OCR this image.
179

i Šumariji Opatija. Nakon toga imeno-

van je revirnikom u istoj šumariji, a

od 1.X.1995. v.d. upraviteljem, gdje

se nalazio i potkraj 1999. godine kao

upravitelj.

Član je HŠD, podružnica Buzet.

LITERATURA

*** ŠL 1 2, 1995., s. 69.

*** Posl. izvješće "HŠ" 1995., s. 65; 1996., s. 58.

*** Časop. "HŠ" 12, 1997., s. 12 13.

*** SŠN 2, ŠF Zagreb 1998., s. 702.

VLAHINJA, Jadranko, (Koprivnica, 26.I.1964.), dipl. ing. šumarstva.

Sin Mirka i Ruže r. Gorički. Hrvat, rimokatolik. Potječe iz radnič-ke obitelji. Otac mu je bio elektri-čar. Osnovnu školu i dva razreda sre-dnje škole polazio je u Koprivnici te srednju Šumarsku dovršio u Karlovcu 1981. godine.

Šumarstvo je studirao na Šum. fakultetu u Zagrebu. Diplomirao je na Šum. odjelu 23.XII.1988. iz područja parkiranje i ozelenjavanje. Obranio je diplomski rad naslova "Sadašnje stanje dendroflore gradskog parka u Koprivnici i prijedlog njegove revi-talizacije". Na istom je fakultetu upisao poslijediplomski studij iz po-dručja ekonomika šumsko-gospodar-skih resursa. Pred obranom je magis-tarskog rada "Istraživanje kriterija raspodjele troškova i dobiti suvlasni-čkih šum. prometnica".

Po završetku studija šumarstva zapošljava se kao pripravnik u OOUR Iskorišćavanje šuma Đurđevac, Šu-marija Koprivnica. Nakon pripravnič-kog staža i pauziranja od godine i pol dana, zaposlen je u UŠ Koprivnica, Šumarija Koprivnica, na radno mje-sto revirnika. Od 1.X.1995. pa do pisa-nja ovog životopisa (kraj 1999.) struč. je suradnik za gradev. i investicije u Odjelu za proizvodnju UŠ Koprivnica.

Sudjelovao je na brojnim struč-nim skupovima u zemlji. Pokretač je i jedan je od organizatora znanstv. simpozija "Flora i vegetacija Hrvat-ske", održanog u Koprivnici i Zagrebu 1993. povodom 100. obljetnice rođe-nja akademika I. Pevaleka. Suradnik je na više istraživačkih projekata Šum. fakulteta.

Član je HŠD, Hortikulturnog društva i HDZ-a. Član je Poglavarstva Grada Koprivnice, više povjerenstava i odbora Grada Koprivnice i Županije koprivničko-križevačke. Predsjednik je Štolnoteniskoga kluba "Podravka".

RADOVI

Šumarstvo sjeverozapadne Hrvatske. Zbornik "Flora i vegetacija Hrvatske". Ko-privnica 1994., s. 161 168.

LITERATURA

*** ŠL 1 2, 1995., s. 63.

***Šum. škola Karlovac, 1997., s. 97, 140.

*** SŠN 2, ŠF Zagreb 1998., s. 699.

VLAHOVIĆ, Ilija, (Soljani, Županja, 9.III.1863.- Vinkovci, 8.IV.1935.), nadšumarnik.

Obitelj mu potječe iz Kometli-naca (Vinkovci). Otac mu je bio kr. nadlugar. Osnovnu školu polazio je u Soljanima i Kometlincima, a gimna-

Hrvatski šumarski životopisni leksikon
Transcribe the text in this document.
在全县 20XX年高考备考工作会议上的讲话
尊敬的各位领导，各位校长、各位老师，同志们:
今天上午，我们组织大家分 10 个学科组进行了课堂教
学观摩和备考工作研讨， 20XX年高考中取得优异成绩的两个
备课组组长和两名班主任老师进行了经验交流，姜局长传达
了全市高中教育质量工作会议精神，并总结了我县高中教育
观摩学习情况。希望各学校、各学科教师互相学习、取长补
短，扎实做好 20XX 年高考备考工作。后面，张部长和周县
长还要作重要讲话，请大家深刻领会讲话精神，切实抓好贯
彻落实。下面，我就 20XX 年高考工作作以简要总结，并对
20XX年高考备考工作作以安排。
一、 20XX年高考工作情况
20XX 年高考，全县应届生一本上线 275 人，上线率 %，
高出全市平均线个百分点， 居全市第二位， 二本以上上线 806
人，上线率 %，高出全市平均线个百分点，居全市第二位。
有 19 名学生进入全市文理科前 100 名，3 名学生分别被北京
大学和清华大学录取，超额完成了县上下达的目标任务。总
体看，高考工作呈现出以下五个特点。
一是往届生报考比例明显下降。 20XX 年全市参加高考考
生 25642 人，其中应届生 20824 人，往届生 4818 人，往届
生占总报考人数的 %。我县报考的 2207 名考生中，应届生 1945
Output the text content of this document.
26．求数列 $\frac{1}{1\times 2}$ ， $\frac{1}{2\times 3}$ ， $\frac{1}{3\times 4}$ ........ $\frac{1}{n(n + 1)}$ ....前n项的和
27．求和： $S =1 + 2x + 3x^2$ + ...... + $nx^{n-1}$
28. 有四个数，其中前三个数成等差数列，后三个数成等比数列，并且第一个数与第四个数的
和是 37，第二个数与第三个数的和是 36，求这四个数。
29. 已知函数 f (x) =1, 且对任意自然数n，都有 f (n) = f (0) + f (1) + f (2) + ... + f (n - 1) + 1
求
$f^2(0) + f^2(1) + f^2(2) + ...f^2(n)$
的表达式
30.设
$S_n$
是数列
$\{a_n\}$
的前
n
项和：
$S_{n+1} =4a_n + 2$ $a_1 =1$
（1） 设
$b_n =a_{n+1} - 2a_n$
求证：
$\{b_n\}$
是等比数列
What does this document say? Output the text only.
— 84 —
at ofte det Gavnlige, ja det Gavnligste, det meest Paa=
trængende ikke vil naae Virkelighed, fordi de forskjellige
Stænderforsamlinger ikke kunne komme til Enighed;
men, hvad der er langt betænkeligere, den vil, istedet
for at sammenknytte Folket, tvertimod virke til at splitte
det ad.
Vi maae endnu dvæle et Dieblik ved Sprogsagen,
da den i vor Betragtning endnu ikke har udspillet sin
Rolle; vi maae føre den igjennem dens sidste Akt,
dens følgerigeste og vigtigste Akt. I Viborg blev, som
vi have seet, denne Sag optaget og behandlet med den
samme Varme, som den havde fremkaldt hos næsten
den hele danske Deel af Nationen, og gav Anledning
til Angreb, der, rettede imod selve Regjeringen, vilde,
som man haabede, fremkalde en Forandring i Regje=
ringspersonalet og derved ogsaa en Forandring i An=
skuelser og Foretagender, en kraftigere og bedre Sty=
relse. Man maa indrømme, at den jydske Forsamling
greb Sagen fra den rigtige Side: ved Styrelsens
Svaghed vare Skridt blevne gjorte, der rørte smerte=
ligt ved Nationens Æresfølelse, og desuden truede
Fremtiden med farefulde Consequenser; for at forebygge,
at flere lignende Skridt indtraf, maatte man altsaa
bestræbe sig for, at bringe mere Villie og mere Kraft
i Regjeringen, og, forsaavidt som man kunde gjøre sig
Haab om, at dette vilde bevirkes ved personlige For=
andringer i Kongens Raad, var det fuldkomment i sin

=-=-=

**Directive:**
Your task is to pick out every line with the string "Zagrebu" and copy it.

**Exercise solution:**
Šumarstvo je studirao na Šum. fakultetu u Zagrebu. Diplomirao je na Šum. odjelu 23.XII.1988. iz područja parkiranje i ozelenjavanje. Obranio je diplomski rad naslova "Sadašnje stanje dendroflore gradskog parka u Koprivnici i prijedlog njegove revi-talizacije". Na istom je fakultetu upisao poslijediplomski studij iz po-dručja ekonomika šumsko-gospodar-skih resursa. Pred obranom je magis-tarskog rada "Istraživanje kriterija raspodjele troškova i dobiti suvlasni-čkih šum. prometnica".
Sudjelovao je na brojnim struč-nim skupovima u zemlji. Pokretač je i jedan je od organizatora znanstv. simpozija "Flora i vegetacija Hrvat-ske", održanog u Koprivnici i Zagrebu 1993. povodom 100. obljetnice rođe-nja akademika I. Pevaleka. Suradnik je na više istraživačkih projekata Šum. fakulteta.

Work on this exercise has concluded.